Given task - Each line of the material must be returned exactly.

— begin Data entries —

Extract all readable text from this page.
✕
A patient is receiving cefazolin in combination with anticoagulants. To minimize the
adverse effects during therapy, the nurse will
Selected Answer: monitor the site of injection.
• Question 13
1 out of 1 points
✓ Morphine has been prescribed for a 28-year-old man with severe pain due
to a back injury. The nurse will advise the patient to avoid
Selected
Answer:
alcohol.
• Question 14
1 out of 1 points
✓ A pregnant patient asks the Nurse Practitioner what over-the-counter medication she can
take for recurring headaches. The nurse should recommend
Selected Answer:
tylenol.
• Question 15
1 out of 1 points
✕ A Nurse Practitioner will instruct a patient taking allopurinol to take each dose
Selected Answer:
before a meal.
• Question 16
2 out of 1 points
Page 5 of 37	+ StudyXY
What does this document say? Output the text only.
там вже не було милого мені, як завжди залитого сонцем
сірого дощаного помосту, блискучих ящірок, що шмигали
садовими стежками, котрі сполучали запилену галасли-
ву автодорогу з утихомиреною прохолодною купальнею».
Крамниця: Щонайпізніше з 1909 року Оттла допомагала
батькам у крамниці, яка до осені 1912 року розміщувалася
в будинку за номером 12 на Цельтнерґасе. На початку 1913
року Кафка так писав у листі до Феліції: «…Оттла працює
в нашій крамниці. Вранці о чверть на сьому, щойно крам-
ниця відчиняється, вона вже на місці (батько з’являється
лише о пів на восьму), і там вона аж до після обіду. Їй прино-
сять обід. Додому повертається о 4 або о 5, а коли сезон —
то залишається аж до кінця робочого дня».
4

— end Data entries —

Answer for the task -
Extract all readable text from this page.
✕
A patient is receiving cefazolin in combination with anticoagulants. To minimize the
adverse effects during therapy, the nurse will
Selected Answer: monitor the site of injection.
• Question 13
1 out of 1 points
✓ Morphine has been prescribed for a 28-year-old man with severe pain due
to a back injury. The nurse will advise the patient to avoid
Selected
Answer:
alcohol.
• Question 14
1 out of 1 points
✓ A pregnant patient asks the Nurse Practitioner what over-the-counter medication she can
take for recurring headaches. The nurse should recommend
Selected Answer:
tylenol.
• Question 15
1 out of 1 points
✕ A Nurse Practitioner will instruct a patient taking allopurinol to take each dose
Selected Answer:
before a meal.
• Question 16
2 out of 1 points
Page 5 of 37	+ StudyXY
What does this document say? Output the text only.
там вже не було милого мені, як завжди залитого сонцем
сірого дощаного помосту, блискучих ящірок, що шмигали
садовими стежками, котрі сполучали запилену галасли-
ву автодорогу з утихомиреною прохолодною купальнею».
Крамниця: Щонайпізніше з 1909 року Оттла допомагала
батькам у крамниці, яка до осені 1912 року розміщувалася
в будинку за номером 12 на Цельтнерґасе. На початку 1913
року Кафка так писав у листі до Феліції: «…Оттла працює
в нашій крамниці. Вранці о чверть на сьому, щойно крам-
ниця відчиняється, вона вже на місці (батько з’являється
лише о пів на восьму), і там вона аж до після обіду. Їй прино-
сять обід. Додому повертається о 4 або о 5, а коли сезон —
то залишається аж до кінця робочого дня».
4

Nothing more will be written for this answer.